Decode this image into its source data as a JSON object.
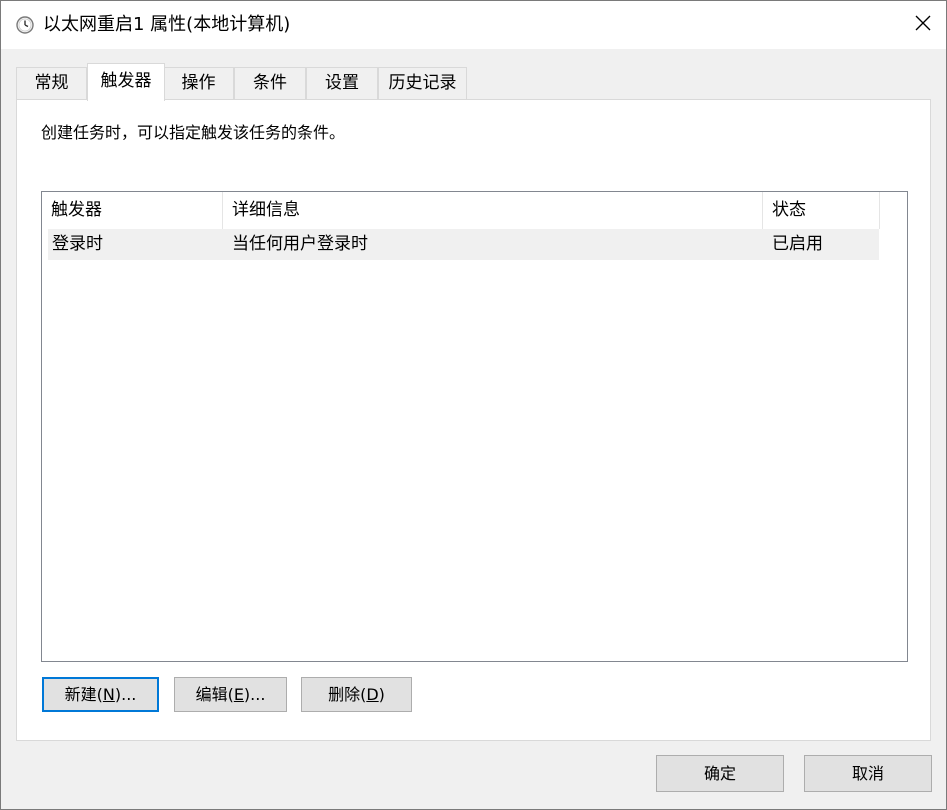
{
  "window": {
    "title": "以太网重启1 属性(本地计算机)",
    "icon": "clock-icon",
    "close_icon": "close-icon"
  },
  "tabs": [
    {
      "label": "常规",
      "active": false
    },
    {
      "label": "触发器",
      "active": true
    },
    {
      "label": "操作",
      "active": false
    },
    {
      "label": "条件",
      "active": false
    },
    {
      "label": "设置",
      "active": false
    },
    {
      "label": "历史记录",
      "active": false
    }
  ],
  "triggers_page": {
    "description": "创建任务时，可以指定触发该任务的条件。",
    "list": {
      "columns": [
        "触发器",
        "详细信息",
        "状态"
      ],
      "rows": [
        {
          "trigger": "登录时",
          "details": "当任何用户登录时",
          "status": "已启用"
        }
      ]
    },
    "buttons": {
      "new_prefix": "新建(",
      "new_key": "N",
      "new_suffix": ")...",
      "edit_prefix": "编辑(",
      "edit_key": "E",
      "edit_suffix": ")...",
      "delete_prefix": "删除(",
      "delete_key": "D",
      "delete_suffix": ")"
    }
  },
  "footer": {
    "ok_label": "确定",
    "cancel_label": "取消"
  },
  "colors": {
    "focus_border": "#0078d7",
    "window_bg": "#f0f0f0",
    "panel_bg": "#ffffff"
  }
}
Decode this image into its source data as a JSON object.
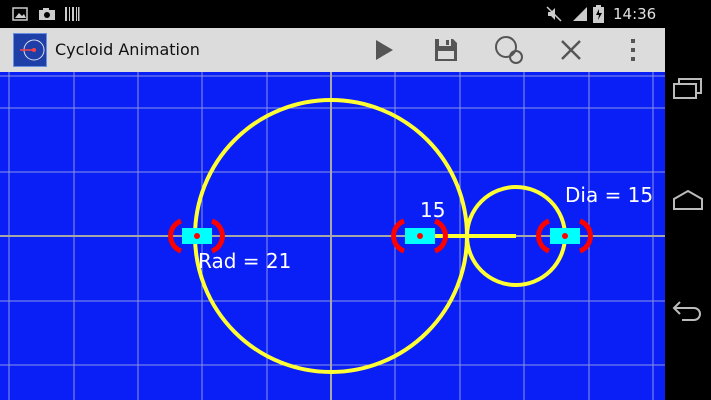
{
  "status_bar": {
    "time": "14:36",
    "icons": [
      "image-icon",
      "camera-icon",
      "barcode-icon",
      "mute-icon",
      "signal-icon",
      "battery-charging-icon"
    ]
  },
  "action_bar": {
    "title": "Cycloid Animation",
    "actions": [
      "play-icon",
      "save-icon",
      "circles-icon",
      "close-icon",
      "overflow-menu-icon"
    ]
  },
  "canvas": {
    "background": "#0a1ff5",
    "circle_color": "#ffff33",
    "handle_color": "#00ffff",
    "marker_color": "#ff0000",
    "labels": {
      "radius": "Rad = 21",
      "diameter": "Dia = 15",
      "arm": "15"
    }
  },
  "nav_bar": {
    "buttons": [
      "recent-apps-icon",
      "home-icon",
      "back-icon"
    ]
  }
}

= DIRECTION =
Identify each line in the records above that contains the word "title", and copy it out in full.

= ANSWER TO THE EXERCISE =
    "title": "以太网重启1 属性(本地计算机)",
    "title": "Cycloid Animation",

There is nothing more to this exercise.